The data below needs to be returned exactly, line for line.
::::::::
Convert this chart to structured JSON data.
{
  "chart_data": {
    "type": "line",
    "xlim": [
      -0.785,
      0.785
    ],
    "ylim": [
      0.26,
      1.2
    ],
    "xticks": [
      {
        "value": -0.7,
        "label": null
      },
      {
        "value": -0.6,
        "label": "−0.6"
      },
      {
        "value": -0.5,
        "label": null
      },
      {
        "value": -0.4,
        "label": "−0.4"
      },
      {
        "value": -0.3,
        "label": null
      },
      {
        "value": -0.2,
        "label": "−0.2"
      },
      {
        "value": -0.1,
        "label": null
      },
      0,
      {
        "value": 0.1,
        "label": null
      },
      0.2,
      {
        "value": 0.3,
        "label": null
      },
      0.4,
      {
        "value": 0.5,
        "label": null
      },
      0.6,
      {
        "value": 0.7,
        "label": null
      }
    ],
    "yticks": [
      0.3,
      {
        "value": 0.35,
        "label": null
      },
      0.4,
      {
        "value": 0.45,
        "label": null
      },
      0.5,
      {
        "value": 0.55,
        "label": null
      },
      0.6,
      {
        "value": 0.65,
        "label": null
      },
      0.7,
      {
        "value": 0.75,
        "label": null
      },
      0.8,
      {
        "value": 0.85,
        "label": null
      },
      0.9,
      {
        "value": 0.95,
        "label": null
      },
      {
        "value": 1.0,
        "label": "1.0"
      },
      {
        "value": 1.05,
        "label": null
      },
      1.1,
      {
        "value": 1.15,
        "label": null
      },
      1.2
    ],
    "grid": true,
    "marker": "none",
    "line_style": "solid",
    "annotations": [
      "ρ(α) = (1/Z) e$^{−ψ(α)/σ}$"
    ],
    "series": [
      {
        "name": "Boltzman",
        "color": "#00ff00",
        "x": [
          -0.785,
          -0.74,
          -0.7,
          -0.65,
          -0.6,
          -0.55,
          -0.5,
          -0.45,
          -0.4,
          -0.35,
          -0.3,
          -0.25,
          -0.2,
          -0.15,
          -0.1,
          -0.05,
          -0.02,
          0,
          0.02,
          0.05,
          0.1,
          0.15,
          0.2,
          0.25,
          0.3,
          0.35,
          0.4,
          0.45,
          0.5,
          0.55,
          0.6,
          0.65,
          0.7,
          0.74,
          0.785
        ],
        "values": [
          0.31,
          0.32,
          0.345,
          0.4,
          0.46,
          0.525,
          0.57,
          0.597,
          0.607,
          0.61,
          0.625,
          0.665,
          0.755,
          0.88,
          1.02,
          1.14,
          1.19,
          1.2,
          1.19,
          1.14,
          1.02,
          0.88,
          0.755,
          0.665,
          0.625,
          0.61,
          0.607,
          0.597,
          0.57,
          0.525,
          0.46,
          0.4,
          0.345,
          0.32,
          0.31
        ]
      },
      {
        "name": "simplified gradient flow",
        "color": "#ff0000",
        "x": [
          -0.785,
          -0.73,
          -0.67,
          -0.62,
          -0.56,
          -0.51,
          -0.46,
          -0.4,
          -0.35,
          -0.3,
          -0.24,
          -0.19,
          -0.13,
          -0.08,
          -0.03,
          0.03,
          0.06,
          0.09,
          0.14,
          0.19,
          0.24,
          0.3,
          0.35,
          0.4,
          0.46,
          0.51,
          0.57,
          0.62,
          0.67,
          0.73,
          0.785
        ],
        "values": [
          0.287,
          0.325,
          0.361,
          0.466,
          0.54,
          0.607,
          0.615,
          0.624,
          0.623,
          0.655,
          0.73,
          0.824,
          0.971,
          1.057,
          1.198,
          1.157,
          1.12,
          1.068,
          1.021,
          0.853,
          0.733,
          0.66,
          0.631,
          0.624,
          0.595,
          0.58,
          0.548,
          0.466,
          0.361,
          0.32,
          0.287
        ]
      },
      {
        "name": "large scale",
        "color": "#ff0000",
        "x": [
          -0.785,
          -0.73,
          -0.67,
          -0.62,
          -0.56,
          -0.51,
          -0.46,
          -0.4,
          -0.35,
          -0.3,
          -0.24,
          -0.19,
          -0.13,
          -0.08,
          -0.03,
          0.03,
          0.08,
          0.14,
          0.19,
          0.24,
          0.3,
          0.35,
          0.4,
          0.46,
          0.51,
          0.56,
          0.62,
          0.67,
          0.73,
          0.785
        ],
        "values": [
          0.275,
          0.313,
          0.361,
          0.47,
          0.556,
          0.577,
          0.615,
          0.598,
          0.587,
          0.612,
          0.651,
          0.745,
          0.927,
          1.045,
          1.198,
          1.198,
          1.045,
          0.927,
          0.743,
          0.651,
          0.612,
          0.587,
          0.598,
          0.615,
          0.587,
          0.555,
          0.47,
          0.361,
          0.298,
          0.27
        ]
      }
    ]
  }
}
::::::::
-- WRITTEN SOLUTION --
Convert this chart to structured JSON data.
{
  "chart_data": {
    "type": "line",
    "xlim": [
      -0.785,
      0.785
    ],
    "ylim": [
      0.26,
      1.2
    ],
    "xticks": [
      {
        "value": -0.7,
        "label": null
      },
      {
        "value": -0.6,
        "label": "−0.6"
      },
      {
        "value": -0.5,
        "label": null
      },
      {
        "value": -0.4,
        "label": "−0.4"
      },
      {
        "value": -0.3,
        "label": null
      },
      {
        "value": -0.2,
        "label": "−0.2"
      },
      {
        "value": -0.1,
        "label": null
      },
      0,
      {
        "value": 0.1,
        "label": null
      },
      0.2,
      {
        "value": 0.3,
        "label": null
      },
      0.4,
      {
        "value": 0.5,
        "label": null
      },
      0.6,
      {
        "value": 0.7,
        "label": null
      }
    ],
    "yticks": [
      0.3,
      {
        "value": 0.35,
        "label": null
      },
      0.4,
      {
        "value": 0.45,
        "label": null
      },
      0.5,
      {
        "value": 0.55,
        "label": null
      },
      0.6,
      {
        "value": 0.65,
        "label": null
      },
      0.7,
      {
        "value": 0.75,
        "label": null
      },
      0.8,
      {
        "value": 0.85,
        "label": null
      },
      0.9,
      {
        "value": 0.95,
        "label": null
      },
      {
        "value": 1.0,
        "label": "1.0"
      },
      {
        "value": 1.05,
        "label": null
      },
      1.1,
      {
        "value": 1.15,
        "label": null
      },
      1.2
    ],
    "grid": true,
    "marker": "none",
    "line_style": "solid",
    "annotations": [
      "ρ(α) = (1/Z) e$^{−ψ(α)/σ}$"
    ],
    "series": [
      {
        "name": "Boltzman",
        "color": "#00ff00",
        "x": [
          -0.785,
          -0.74,
          -0.7,
          -0.65,
          -0.6,
          -0.55,
          -0.5,
          -0.45,
          -0.4,
          -0.35,
          -0.3,
          -0.25,
          -0.2,
          -0.15,
          -0.1,
          -0.05,
          -0.02,
          0,
          0.02,
          0.05,
          0.1,
          0.15,
          0.2,
          0.25,
          0.3,
          0.35,
          0.4,
          0.45,
          0.5,
          0.55,
          0.6,
          0.65,
          0.7,
          0.74,
          0.785
        ],
        "values": [
          0.31,
          0.32,
          0.345,
          0.4,
          0.46,
          0.525,
          0.57,
          0.597,
          0.607,
          0.61,
          0.625,
          0.665,
          0.755,
          0.88,
          1.02,
          1.14,
          1.19,
          1.2,
          1.19,
          1.14,
          1.02,
          0.88,
          0.755,
          0.665,
          0.625,
          0.61,
          0.607,
          0.597,
          0.57,
          0.525,
          0.46,
          0.4,
          0.345,
          0.32,
          0.31
        ]
      },
      {
        "name": "simplified gradient flow",
        "color": "#ff0000",
        "x": [
          -0.785,
          -0.73,
          -0.67,
          -0.62,
          -0.56,
          -0.51,
          -0.46,
          -0.4,
          -0.35,
          -0.3,
          -0.24,
          -0.19,
          -0.13,
          -0.08,
          -0.03,
          0.03,
          0.06,
          0.09,
          0.14,
          0.19,
          0.24,
          0.3,
          0.35,
          0.4,
          0.46,
          0.51,
          0.57,
          0.62,
          0.67,
          0.73,
          0.785
        ],
        "values": [
          0.287,
          0.325,
          0.361,
          0.466,
          0.54,
          0.607,
          0.615,
          0.624,
          0.623,
          0.655,
          0.73,
          0.824,
          0.971,
          1.057,
          1.198,
          1.157,
          1.12,
          1.068,
          1.021,
          0.853,
          0.733,
          0.66,
          0.631,
          0.624,
          0.595,
          0.58,
          0.548,
          0.466,
          0.361,
          0.32,
          0.287
        ]
      },
      {
        "name": "large scale",
        "color": "#ff0000",
        "x": [
          -0.785,
          -0.73,
          -0.67,
          -0.62,
          -0.56,
          -0.51,
          -0.46,
          -0.4,
          -0.35,
          -0.3,
          -0.24,
          -0.19,
          -0.13,
          -0.08,
          -0.03,
          0.03,
          0.08,
          0.14,
          0.19,
          0.24,
          0.3,
          0.35,
          0.4,
          0.46,
          0.51,
          0.56,
          0.62,
          0.67,
          0.73,
          0.785
        ],
        "values": [
          0.275,
          0.313,
          0.361,
          0.47,
          0.556,
          0.577,
          0.615,
          0.598,
          0.587,
          0.612,
          0.651,
          0.745,
          0.927,
          1.045,
          1.198,
          1.198,
          1.045,
          0.927,
          0.743,
          0.651,
          0.612,
          0.587,
          0.598,
          0.615,
          0.587,
          0.555,
          0.47,
          0.361,
          0.298,
          0.27
        ]
      }
    ]
  }
}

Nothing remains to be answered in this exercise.